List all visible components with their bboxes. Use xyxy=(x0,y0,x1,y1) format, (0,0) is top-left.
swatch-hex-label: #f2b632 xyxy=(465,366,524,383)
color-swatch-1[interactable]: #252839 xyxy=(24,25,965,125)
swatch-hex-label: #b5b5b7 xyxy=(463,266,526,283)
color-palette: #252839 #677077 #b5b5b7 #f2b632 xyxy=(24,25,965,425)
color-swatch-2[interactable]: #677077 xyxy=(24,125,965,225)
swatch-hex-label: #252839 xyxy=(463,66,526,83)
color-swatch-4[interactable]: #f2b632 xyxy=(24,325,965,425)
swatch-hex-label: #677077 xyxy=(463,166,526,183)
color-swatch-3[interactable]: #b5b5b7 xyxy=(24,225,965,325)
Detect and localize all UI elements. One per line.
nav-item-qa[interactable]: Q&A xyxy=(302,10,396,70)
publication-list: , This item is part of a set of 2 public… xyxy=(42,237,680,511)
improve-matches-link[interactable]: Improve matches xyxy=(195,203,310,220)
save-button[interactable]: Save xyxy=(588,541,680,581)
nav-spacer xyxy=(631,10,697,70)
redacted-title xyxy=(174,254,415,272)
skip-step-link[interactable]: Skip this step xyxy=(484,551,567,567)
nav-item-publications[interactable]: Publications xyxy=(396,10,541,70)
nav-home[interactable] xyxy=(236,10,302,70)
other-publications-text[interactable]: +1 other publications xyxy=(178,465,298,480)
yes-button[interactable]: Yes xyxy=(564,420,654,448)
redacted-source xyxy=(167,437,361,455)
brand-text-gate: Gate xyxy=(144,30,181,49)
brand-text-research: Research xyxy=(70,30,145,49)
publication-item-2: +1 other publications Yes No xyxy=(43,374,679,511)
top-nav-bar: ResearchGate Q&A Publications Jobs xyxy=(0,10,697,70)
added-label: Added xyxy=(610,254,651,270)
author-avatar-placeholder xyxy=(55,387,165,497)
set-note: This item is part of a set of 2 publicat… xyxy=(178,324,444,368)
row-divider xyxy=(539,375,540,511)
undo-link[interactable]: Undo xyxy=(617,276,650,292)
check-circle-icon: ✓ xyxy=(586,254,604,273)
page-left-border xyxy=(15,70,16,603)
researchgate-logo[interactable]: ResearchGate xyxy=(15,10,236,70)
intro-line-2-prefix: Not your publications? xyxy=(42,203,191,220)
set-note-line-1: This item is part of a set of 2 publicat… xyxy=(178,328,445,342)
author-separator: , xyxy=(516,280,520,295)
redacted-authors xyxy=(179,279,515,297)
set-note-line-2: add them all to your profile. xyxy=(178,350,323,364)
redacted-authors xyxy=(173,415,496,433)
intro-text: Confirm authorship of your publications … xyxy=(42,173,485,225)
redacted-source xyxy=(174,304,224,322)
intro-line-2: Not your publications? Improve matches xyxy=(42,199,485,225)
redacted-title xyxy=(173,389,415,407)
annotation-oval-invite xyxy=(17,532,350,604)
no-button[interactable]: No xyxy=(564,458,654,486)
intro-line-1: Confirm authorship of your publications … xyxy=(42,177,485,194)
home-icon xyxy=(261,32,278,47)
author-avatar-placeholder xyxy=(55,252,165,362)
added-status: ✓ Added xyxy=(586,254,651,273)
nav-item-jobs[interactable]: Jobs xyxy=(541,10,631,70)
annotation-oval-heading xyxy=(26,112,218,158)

══════════════════════════════

# [SHORT TASK]
Across the stretch from the start of the entries through the line containing "redacted-title xyxy=(174,254,415,272)", rename "swatch-hex-label" to "hex-code-label" and reproduce those lines with nothing else altered.

# [ANSWER BELOW]
List all visible components with their bboxes. Use xyxy=(x0,y0,x1,y1) format, (0,0) is top-left.
hex-code-label: #f2b632 xyxy=(465,366,524,383)
color-swatch-1[interactable]: #252839 xyxy=(24,25,965,125)
hex-code-label: #b5b5b7 xyxy=(463,266,526,283)
color-palette: #252839 #677077 #b5b5b7 #f2b632 xyxy=(24,25,965,425)
color-swatch-2[interactable]: #677077 xyxy=(24,125,965,225)
hex-code-label: #252839 xyxy=(463,66,526,83)
color-swatch-4[interactable]: #f2b632 xyxy=(24,325,965,425)
hex-code-label: #677077 xyxy=(463,166,526,183)
color-swatch-3[interactable]: #b5b5b7 xyxy=(24,225,965,325)
Detect and localize all UI elements. One per line.
nav-item-qa[interactable]: Q&A xyxy=(302,10,396,70)
publication-list: , This item is part of a set of 2 public… xyxy=(42,237,680,511)
improve-matches-link[interactable]: Improve matches xyxy=(195,203,310,220)
save-button[interactable]: Save xyxy=(588,541,680,581)
nav-spacer xyxy=(631,10,697,70)
redacted-title xyxy=(174,254,415,272)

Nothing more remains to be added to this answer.